Work required
Every line below that mentions the word "造成不良影响" should be copied out.

⁂

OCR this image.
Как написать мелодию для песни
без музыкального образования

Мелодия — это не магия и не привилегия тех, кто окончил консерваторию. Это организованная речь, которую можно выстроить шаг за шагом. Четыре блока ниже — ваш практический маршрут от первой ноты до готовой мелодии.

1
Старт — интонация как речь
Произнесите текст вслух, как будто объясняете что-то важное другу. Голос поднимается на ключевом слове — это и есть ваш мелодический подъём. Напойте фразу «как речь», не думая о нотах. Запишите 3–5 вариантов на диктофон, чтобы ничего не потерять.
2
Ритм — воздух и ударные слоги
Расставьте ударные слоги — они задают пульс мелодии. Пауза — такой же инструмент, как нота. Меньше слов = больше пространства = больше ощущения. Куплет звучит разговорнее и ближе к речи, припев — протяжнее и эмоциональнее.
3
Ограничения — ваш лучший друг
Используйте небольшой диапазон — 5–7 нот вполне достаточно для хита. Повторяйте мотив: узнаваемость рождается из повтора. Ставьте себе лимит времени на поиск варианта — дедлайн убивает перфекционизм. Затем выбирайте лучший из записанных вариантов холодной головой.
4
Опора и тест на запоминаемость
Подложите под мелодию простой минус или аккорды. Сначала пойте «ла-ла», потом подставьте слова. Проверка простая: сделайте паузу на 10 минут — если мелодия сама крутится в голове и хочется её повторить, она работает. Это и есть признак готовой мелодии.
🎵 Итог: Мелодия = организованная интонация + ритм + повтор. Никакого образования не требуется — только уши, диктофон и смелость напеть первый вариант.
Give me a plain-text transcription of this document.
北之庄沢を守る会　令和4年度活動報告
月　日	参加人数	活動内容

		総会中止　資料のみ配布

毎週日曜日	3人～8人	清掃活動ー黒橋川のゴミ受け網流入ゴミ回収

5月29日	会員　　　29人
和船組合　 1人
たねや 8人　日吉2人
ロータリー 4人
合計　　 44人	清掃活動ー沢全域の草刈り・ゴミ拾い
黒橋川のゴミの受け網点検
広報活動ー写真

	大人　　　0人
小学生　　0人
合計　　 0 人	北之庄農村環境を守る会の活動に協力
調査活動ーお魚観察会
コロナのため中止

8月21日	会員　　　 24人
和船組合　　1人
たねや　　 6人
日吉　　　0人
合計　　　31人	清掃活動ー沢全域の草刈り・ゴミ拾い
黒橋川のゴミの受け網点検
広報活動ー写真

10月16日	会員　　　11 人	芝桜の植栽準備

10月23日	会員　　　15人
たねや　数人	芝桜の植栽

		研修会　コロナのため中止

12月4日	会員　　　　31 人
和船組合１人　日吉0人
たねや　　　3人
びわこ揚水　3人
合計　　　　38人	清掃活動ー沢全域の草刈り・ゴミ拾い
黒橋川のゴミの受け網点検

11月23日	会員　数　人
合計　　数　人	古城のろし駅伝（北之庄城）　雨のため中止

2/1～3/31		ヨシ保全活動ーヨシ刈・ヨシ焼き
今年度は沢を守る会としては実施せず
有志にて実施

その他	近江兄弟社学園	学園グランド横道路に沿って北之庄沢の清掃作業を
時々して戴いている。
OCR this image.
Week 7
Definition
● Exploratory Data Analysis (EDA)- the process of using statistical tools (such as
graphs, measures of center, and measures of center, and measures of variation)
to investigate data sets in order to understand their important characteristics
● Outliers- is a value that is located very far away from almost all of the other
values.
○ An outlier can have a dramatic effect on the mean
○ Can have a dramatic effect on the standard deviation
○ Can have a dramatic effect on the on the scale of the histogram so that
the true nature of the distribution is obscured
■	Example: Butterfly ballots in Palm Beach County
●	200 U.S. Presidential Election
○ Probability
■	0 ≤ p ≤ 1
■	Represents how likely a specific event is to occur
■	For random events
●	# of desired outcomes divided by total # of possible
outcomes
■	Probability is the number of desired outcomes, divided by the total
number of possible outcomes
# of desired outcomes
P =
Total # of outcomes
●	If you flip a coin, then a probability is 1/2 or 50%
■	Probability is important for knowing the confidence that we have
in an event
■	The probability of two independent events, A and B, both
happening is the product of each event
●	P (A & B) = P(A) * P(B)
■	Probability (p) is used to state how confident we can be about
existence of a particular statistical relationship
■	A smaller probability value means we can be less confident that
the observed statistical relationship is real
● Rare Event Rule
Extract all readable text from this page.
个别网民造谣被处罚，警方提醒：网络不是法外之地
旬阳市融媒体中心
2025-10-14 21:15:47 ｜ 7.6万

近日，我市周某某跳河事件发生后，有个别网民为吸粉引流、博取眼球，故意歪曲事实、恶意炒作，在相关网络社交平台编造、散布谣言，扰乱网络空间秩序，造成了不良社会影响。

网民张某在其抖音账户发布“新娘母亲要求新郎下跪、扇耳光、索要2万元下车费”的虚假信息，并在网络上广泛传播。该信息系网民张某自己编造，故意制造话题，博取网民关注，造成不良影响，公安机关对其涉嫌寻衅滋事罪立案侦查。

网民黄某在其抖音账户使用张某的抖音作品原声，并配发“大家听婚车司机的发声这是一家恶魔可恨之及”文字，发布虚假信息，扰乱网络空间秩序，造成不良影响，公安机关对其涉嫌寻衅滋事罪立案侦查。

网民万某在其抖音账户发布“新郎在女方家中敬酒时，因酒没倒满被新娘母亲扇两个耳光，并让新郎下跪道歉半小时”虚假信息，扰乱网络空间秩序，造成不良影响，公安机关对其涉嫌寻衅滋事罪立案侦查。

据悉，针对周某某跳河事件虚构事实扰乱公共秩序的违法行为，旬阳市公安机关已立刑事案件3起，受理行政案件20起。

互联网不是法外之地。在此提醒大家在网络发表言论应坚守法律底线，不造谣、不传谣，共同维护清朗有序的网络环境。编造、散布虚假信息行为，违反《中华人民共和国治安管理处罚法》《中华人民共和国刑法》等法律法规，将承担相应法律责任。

⁂

Response to this task
网民张某在其抖音账户发布“新娘母亲要求新郎下跪、扇耳光、索要2万元下车费”的虚假信息，并在网络上广泛传播。该信息系网民张某自己编造，故意制造话题，博取网民关注，造成不良影响，公安机关对其涉嫌寻衅滋事罪立案侦查。
网民黄某在其抖音账户使用张某的抖音作品原声，并配发“大家听婚车司机的发声这是一家恶魔可恨之及”文字，发布虚假信息，扰乱网络空间秩序，造成不良影响，公安机关对其涉嫌寻衅滋事罪立案侦查。
网民万某在其抖音账户发布“新郎在女方家中敬酒时，因酒没倒满被新娘母亲扇两个耳光，并让新郎下跪道歉半小时”虚假信息，扰乱网络空间秩序，造成不良影响，公安机关对其涉嫌寻衅滋事罪立案侦查。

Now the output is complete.